### Angaben zur Aufgabe
Schreib bitte alle folgenden Zeilen unverändert ab und lass dabei die Bilder weg.

### Angezeigte Zeilen
▼

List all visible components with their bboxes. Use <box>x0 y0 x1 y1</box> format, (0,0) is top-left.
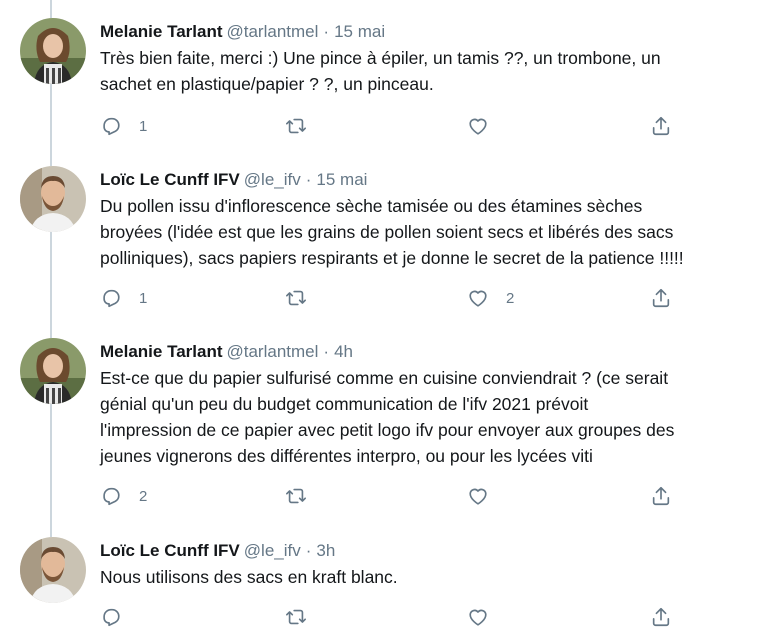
reply-button[interactable] <box>100 604 139 630</box>
reply-button[interactable]: 2 <box>100 483 147 509</box>
retweet-icon <box>286 609 306 625</box>
tweet-actions: 1 2 <box>100 285 680 311</box>
reply-icon <box>103 608 120 627</box>
tweet-header: Melanie Tarlant @tarlantmel · 4h <box>100 340 353 364</box>
like-count: 2 <box>506 289 515 307</box>
reply-count: 1 <box>139 289 148 307</box>
author-handle[interactable]: @tarlantmel <box>227 22 319 41</box>
reply-count: 2 <box>139 487 148 505</box>
reply-button[interactable]: 1 <box>100 285 147 311</box>
timestamp[interactable]: 3h <box>316 541 335 560</box>
tweet-actions <box>100 604 680 630</box>
author-name[interactable]: Melanie Tarlant <box>100 22 223 41</box>
avatar[interactable] <box>20 166 86 232</box>
like-button[interactable] <box>467 113 506 139</box>
reply-button[interactable]: 1 <box>100 113 147 139</box>
author-handle[interactable]: @le_ifv <box>244 541 301 560</box>
separator: · <box>323 22 330 41</box>
timestamp[interactable]: 15 mai <box>334 22 385 41</box>
avatar[interactable] <box>20 18 86 84</box>
author-name[interactable]: Melanie Tarlant <box>100 342 223 361</box>
tweet-actions: 1 <box>100 113 680 139</box>
separator: · <box>323 342 330 361</box>
author-handle[interactable]: @le_ifv <box>244 170 301 189</box>
author-name[interactable]: Loïc Le Cunff IFV <box>100 541 240 560</box>
tweet-header: Loïc Le Cunff IFV @le_ifv · 15 mai <box>100 168 367 192</box>
author-handle[interactable]: @tarlantmel <box>227 342 319 361</box>
reply-icon <box>103 289 120 308</box>
share-icon <box>652 607 670 627</box>
like-icon <box>469 118 487 135</box>
tweet[interactable]: Melanie Tarlant @tarlantmel · 4h Est-ce que… <box>0 338 770 520</box>
retweet-button[interactable] <box>285 285 324 311</box>
loic-avatar <box>20 166 86 232</box>
retweet-icon <box>286 290 306 306</box>
reply-count: 1 <box>139 117 148 135</box>
like-icon <box>469 290 487 307</box>
melanie-avatar <box>20 338 86 404</box>
share-icon <box>652 288 670 308</box>
tweet-header: Melanie Tarlant @tarlantmel · 15 mai <box>100 20 385 44</box>
timestamp[interactable]: 15 mai <box>316 170 367 189</box>
like-button[interactable] <box>467 604 506 630</box>
like-button[interactable]: 2 <box>467 285 514 311</box>
tweet-text: Est-ce que du papier sulfurisé comme en … <box>100 368 675 466</box>
retweet-button[interactable] <box>285 604 324 630</box>
share-button[interactable] <box>650 604 672 630</box>
like-button[interactable] <box>467 483 506 509</box>
melanie-avatar <box>20 18 86 84</box>
retweet-icon <box>286 488 306 504</box>
tweet[interactable]: Melanie Tarlant @tarlantmel · 15 mai Très b… <box>0 18 770 150</box>
retweet-button[interactable] <box>285 483 324 509</box>
thread-line <box>50 0 52 18</box>
tweet-text: Très bien faite, merci :) Une pince à ép… <box>100 48 661 94</box>
share-icon <box>652 486 670 506</box>
avatar[interactable] <box>20 338 86 404</box>
tweet-actions: 2 <box>100 483 680 509</box>
avatar[interactable] <box>20 537 86 603</box>
share-button[interactable] <box>650 483 672 509</box>
like-icon <box>469 609 487 626</box>
like-icon <box>469 488 487 505</box>
tweet[interactable]: Loïc Le Cunff IFV @le_ifv · 3h Nous utiliso… <box>0 537 770 639</box>
share-button[interactable] <box>650 285 672 311</box>
tweet[interactable]: Loïc Le Cunff IFV @le_ifv · 15 mai Du polle… <box>0 166 770 318</box>
share-icon <box>652 116 670 136</box>
reply-icon <box>103 487 120 506</box>
separator: · <box>305 170 312 189</box>
retweet-icon <box>286 118 306 134</box>
retweet-button[interactable] <box>285 113 324 139</box>
separator: · <box>305 541 312 560</box>
timestamp[interactable]: 4h <box>334 342 353 361</box>
share-button[interactable] <box>650 113 672 139</box>
loic-avatar <box>20 537 86 603</box>
author-name[interactable]: Loïc Le Cunff IFV <box>100 170 240 189</box>
tweet-text: Du pollen issu d'inflorescence sèche tam… <box>100 196 684 268</box>
tweet-header: Loïc Le Cunff IFV @le_ifv · 3h <box>100 539 335 563</box>
reply-icon <box>103 117 120 136</box>
tweet-text: Nous utilisons des sacs en kraft blanc. <box>100 567 398 587</box>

▲

### Endergebnis
List all visible components with their bboxes. Use <box>x0 y0 x1 y1</box> format, (0,0) is top-left.
reply-button[interactable] <box>100 604 139 630</box>
reply-button[interactable]: 2 <box>100 483 147 509</box>
retweet-icon <box>286 609 306 625</box>
tweet-actions: 1 2 <box>100 285 680 311</box>
reply-icon <box>103 608 120 627</box>
tweet-header: Melanie Tarlant @tarlantmel · 4h <box>100 340 353 364</box>
like-count: 2 <box>506 289 515 307</box>
reply-count: 1 <box>139 289 148 307</box>
author-handle[interactable]: @tarlantmel <box>227 22 319 41</box>
reply-count: 2 <box>139 487 148 505</box>
reply-button[interactable]: 1 <box>100 285 147 311</box>
timestamp[interactable]: 3h <box>316 541 335 560</box>
tweet-actions <box>100 604 680 630</box>
author-name[interactable]: Melanie Tarlant <box>100 22 223 41</box>
avatar[interactable] <box>20 166 86 232</box>
like-button[interactable] <box>467 113 506 139</box>
reply-button[interactable]: 1 <box>100 113 147 139</box>
author-handle[interactable]: @le_ifv <box>244 541 301 560</box>
separator: · <box>323 22 330 41</box>
timestamp[interactable]: 15 mai <box>334 22 385 41</box>
avatar[interactable] <box>20 18 86 84</box>
author-name[interactable]: Melanie Tarlant <box>100 342 223 361</box>
tweet-actions: 1 <box>100 113 680 139</box>
separator: · <box>323 342 330 361</box>
author-handle[interactable]: @le_ifv <box>244 170 301 189</box>
author-name[interactable]: Loïc Le Cunff IFV <box>100 541 240 560</box>
tweet-header: Loïc Le Cunff IFV @le_ifv · 15 mai <box>100 168 367 192</box>
author-handle[interactable]: @tarlantmel <box>227 342 319 361</box>
reply-icon <box>103 289 120 308</box>
share-icon <box>652 607 670 627</box>
like-icon <box>469 118 487 135</box>
tweet[interactable]: Melanie Tarlant @tarlantmel · 4h Est-ce que… <box>0 338 770 520</box>
retweet-button[interactable] <box>285 285 324 311</box>
loic-avatar <box>20 166 86 232</box>
retweet-icon <box>286 290 306 306</box>
reply-count: 1 <box>139 117 148 135</box>
like-icon <box>469 290 487 307</box>
melanie-avatar <box>20 338 86 404</box>
share-icon <box>652 288 670 308</box>
tweet-header: Melanie Tarlant @tarlantmel · 15 mai <box>100 20 385 44</box>
timestamp[interactable]: 15 mai <box>316 170 367 189</box>
like-button[interactable] <box>467 604 506 630</box>
like-button[interactable]: 2 <box>467 285 514 311</box>
tweet-text: Est-ce que du papier sulfurisé comme en … <box>100 368 675 466</box>
retweet-button[interactable] <box>285 604 324 630</box>
share-button[interactable] <box>650 604 672 630</box>
like-button[interactable] <box>467 483 506 509</box>
melanie-avatar <box>20 18 86 84</box>
retweet-icon <box>286 488 306 504</box>
tweet[interactable]: Melanie Tarlant @tarlantmel · 15 mai Très b… <box>0 18 770 150</box>
retweet-button[interactable] <box>285 483 324 509</box>
thread-line <box>50 0 52 18</box>
tweet-text: Très bien faite, merci :) Une pince à ép… <box>100 48 661 94</box>
share-icon <box>652 486 670 506</box>
avatar[interactable] <box>20 338 86 404</box>
tweet-actions: 2 <box>100 483 680 509</box>
avatar[interactable] <box>20 537 86 603</box>
share-button[interactable] <box>650 483 672 509</box>
like-icon <box>469 609 487 626</box>
like-icon <box>469 488 487 505</box>
tweet[interactable]: Loïc Le Cunff IFV @le_ifv · 3h Nous utiliso… <box>0 537 770 639</box>
share-button[interactable] <box>650 285 672 311</box>
tweet[interactable]: Loïc Le Cunff IFV @le_ifv · 15 mai Du polle… <box>0 166 770 318</box>
share-icon <box>652 116 670 136</box>
reply-icon <box>103 487 120 506</box>
separator: · <box>305 170 312 189</box>
retweet-icon <box>286 118 306 134</box>
retweet-button[interactable] <box>285 113 324 139</box>
separator: · <box>305 541 312 560</box>
timestamp[interactable]: 4h <box>334 342 353 361</box>
share-button[interactable] <box>650 113 672 139</box>
loic-avatar <box>20 537 86 603</box>
author-name[interactable]: Loïc Le Cunff IFV <box>100 170 240 189</box>
tweet-text: Du pollen issu d'inflorescence sèche tam… <box>100 196 684 268</box>
tweet-header: Loïc Le Cunff IFV @le_ifv · 3h <box>100 539 335 563</box>
reply-icon <box>103 117 120 136</box>
tweet-text: Nous utilisons des sacs en kraft blanc. <box>100 567 398 587</box>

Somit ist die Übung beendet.